### EXERCISE GOAL
Copy all records verbatim.
###
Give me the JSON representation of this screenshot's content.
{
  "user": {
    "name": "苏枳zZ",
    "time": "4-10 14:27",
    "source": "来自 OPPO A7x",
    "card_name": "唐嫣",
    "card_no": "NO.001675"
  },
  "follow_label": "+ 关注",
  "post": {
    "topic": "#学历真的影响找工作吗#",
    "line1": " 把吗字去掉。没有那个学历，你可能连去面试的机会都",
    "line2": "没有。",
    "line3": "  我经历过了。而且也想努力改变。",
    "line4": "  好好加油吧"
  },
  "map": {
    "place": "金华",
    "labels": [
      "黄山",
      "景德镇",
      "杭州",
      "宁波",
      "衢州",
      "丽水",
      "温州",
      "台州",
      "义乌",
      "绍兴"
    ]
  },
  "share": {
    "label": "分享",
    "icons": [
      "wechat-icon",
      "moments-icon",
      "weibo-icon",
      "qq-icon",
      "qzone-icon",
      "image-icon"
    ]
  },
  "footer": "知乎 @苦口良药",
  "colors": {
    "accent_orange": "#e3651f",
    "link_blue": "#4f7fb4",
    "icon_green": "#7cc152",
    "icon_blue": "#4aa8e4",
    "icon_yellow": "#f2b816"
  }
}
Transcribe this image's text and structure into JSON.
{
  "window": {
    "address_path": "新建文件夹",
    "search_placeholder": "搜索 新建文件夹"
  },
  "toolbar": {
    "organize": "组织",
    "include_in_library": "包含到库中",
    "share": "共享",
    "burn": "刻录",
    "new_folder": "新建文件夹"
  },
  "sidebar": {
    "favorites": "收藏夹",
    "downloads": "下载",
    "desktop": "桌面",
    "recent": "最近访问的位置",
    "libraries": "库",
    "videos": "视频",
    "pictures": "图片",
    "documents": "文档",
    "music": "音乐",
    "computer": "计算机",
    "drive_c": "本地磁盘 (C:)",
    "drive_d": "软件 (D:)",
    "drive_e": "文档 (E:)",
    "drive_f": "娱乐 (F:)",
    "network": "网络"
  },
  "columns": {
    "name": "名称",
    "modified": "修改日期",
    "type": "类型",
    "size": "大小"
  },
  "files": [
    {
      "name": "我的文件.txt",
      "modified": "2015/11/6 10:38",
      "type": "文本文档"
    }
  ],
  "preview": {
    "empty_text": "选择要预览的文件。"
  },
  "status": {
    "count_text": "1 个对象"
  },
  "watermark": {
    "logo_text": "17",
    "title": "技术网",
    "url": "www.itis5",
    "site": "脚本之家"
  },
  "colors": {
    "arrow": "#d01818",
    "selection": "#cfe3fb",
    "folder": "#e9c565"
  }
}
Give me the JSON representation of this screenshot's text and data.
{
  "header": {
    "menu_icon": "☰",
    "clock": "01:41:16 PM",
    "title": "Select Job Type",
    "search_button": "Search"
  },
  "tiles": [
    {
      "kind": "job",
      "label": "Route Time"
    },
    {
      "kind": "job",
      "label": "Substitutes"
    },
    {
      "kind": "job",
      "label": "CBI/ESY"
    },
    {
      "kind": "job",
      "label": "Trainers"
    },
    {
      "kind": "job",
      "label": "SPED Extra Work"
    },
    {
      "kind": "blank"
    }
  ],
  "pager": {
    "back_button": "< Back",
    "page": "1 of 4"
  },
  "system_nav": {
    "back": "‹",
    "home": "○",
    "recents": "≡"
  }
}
###
### TASK RESULT
Give me the JSON representation of this screenshot's content.
{
  "user": {
    "name": "苏枳zZ",
    "time": "4-10 14:27",
    "source": "来自 OPPO A7x",
    "card_name": "唐嫣",
    "card_no": "NO.001675"
  },
  "follow_label": "+ 关注",
  "post": {
    "topic": "#学历真的影响找工作吗#",
    "line1": " 把吗字去掉。没有那个学历，你可能连去面试的机会都",
    "line2": "没有。",
    "line3": "  我经历过了。而且也想努力改变。",
    "line4": "  好好加油吧"
  },
  "map": {
    "place": "金华",
    "labels": [
      "黄山",
      "景德镇",
      "杭州",
      "宁波",
      "衢州",
      "丽水",
      "温州",
      "台州",
      "义乌",
      "绍兴"
    ]
  },
  "share": {
    "label": "分享",
    "icons": [
      "wechat-icon",
      "moments-icon",
      "weibo-icon",
      "qq-icon",
      "qzone-icon",
      "image-icon"
    ]
  },
  "footer": "知乎 @苦口良药",
  "colors": {
    "accent_orange": "#e3651f",
    "link_blue": "#4f7fb4",
    "icon_green": "#7cc152",
    "icon_blue": "#4aa8e4",
    "icon_yellow": "#f2b816"
  }
}
Transcribe this image's text and structure into JSON.
{
  "window": {
    "address_path": "新建文件夹",
    "search_placeholder": "搜索 新建文件夹"
  },
  "toolbar": {
    "organize": "组织",
    "include_in_library": "包含到库中",
    "share": "共享",
    "burn": "刻录",
    "new_folder": "新建文件夹"
  },
  "sidebar": {
    "favorites": "收藏夹",
    "downloads": "下载",
    "desktop": "桌面",
    "recent": "最近访问的位置",
    "libraries": "库",
    "videos": "视频",
    "pictures": "图片",
    "documents": "文档",
    "music": "音乐",
    "computer": "计算机",
    "drive_c": "本地磁盘 (C:)",
    "drive_d": "软件 (D:)",
    "drive_e": "文档 (E:)",
    "drive_f": "娱乐 (F:)",
    "network": "网络"
  },
  "columns": {
    "name": "名称",
    "modified": "修改日期",
    "type": "类型",
    "size": "大小"
  },
  "files": [
    {
      "name": "我的文件.txt",
      "modified": "2015/11/6 10:38",
      "type": "文本文档"
    }
  ],
  "preview": {
    "empty_text": "选择要预览的文件。"
  },
  "status": {
    "count_text": "1 个对象"
  },
  "watermark": {
    "logo_text": "17",
    "title": "技术网",
    "url": "www.itis5",
    "site": "脚本之家"
  },
  "colors": {
    "arrow": "#d01818",
    "selection": "#cfe3fb",
    "folder": "#e9c565"
  }
}
Give me the JSON representation of this screenshot's text and data.
{
  "header": {
    "menu_icon": "☰",
    "clock": "01:41:16 PM",
    "title": "Select Job Type",
    "search_button": "Search"
  },
  "tiles": [
    {
      "kind": "job",
      "label": "Route Time"
    },
    {
      "kind": "job",
      "label": "Substitutes"
    },
    {
      "kind": "job",
      "label": "CBI/ESY"
    },
    {
      "kind": "job",
      "label": "Trainers"
    },
    {
      "kind": "job",
      "label": "SPED Extra Work"
    },
    {
      "kind": "blank"
    }
  ],
  "pager": {
    "back_button": "< Back",
    "page": "1 of 4"
  },
  "system_nav": {
    "back": "‹",
    "home": "○",
    "recents": "≡"
  }
}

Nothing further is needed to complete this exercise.